SHORT EXERCISE:
Below are the records; locate each line with the word "ОНЕУ" and copy it.

INFORMATION SHOWN:
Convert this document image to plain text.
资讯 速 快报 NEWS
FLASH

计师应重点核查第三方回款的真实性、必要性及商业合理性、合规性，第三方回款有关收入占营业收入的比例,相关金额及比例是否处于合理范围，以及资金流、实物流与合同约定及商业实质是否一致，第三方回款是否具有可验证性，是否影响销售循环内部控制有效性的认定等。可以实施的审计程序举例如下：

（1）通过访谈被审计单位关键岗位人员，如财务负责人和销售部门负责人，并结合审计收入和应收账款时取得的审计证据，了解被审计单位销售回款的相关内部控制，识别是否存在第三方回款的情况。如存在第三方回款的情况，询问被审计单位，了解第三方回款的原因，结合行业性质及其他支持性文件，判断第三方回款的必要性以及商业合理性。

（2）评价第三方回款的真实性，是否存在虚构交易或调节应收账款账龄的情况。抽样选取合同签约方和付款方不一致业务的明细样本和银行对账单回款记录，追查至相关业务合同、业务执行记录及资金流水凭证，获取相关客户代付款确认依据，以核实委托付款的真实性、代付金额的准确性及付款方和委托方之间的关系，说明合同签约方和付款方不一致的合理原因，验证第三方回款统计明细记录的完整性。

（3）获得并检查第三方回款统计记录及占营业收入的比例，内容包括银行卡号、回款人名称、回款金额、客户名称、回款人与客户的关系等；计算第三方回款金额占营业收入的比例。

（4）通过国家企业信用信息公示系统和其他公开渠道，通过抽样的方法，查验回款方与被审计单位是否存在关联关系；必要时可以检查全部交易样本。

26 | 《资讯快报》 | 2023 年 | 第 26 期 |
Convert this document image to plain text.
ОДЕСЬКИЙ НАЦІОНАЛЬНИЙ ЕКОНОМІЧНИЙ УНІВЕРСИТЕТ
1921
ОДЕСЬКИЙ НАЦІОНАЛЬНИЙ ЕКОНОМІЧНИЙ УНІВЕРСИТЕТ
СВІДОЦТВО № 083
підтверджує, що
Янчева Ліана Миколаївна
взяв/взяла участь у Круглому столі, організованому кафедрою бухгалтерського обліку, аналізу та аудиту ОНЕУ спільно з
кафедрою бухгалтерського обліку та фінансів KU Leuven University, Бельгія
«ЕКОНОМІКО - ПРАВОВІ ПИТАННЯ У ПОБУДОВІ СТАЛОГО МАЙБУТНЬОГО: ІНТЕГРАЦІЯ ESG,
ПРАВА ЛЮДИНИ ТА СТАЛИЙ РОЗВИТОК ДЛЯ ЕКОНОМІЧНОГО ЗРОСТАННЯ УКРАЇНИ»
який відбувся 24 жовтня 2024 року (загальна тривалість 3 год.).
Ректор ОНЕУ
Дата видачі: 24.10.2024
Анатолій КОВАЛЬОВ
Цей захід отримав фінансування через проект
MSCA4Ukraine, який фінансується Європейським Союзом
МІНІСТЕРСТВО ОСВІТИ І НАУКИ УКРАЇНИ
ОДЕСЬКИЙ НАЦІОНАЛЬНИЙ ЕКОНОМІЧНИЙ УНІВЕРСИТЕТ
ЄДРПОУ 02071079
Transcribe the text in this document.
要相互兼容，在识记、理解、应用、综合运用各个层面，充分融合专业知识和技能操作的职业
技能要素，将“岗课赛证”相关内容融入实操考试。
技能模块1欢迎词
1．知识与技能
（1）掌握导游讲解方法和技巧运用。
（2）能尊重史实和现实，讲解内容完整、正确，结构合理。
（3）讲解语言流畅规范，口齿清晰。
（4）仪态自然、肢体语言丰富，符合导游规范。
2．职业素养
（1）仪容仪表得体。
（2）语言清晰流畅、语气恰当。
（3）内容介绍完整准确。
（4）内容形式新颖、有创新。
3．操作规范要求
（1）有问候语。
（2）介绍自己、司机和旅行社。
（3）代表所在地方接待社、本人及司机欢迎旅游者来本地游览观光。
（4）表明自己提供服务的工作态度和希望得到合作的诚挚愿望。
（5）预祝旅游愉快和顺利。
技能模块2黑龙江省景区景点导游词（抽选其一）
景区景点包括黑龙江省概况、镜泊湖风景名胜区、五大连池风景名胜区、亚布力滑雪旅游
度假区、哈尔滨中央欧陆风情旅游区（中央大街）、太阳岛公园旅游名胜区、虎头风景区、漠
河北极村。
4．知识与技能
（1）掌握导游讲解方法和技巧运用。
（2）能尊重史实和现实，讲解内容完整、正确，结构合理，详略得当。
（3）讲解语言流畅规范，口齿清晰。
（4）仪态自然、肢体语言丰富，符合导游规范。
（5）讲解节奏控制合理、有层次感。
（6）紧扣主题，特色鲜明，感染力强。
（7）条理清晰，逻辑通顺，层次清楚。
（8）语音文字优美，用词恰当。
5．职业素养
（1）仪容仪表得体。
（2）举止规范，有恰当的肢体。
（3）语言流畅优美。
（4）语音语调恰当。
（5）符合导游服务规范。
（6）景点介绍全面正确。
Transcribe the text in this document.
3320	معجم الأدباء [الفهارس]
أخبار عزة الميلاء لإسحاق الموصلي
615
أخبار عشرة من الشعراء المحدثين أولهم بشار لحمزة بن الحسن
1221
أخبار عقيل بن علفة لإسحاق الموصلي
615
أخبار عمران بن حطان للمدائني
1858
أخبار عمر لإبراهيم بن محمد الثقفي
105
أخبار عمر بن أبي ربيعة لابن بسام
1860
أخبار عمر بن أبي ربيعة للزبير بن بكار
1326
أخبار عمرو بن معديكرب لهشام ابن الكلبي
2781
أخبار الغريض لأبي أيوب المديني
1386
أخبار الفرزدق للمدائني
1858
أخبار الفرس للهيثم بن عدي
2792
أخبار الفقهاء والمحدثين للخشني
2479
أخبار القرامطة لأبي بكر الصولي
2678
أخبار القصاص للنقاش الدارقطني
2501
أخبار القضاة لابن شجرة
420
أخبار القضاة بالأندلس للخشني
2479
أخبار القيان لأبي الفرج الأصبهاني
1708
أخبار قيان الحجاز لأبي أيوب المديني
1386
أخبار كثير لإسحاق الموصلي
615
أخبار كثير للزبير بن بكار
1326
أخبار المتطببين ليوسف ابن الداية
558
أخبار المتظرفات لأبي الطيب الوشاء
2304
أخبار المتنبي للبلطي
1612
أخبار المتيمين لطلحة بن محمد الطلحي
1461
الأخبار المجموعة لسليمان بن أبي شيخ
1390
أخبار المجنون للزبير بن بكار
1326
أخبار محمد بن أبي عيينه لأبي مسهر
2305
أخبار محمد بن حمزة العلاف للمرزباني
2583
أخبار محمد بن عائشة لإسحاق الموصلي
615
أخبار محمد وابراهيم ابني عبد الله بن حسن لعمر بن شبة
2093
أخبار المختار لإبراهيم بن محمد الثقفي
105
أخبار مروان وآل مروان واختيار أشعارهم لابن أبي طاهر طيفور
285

ANSWER IN FULL:
взяв/взяла участь у Круглому столі, організованому кафедрою бухгалтерського обліку, аналізу та аудиту ОНЕУ спільно з
Ректор ОНЕУ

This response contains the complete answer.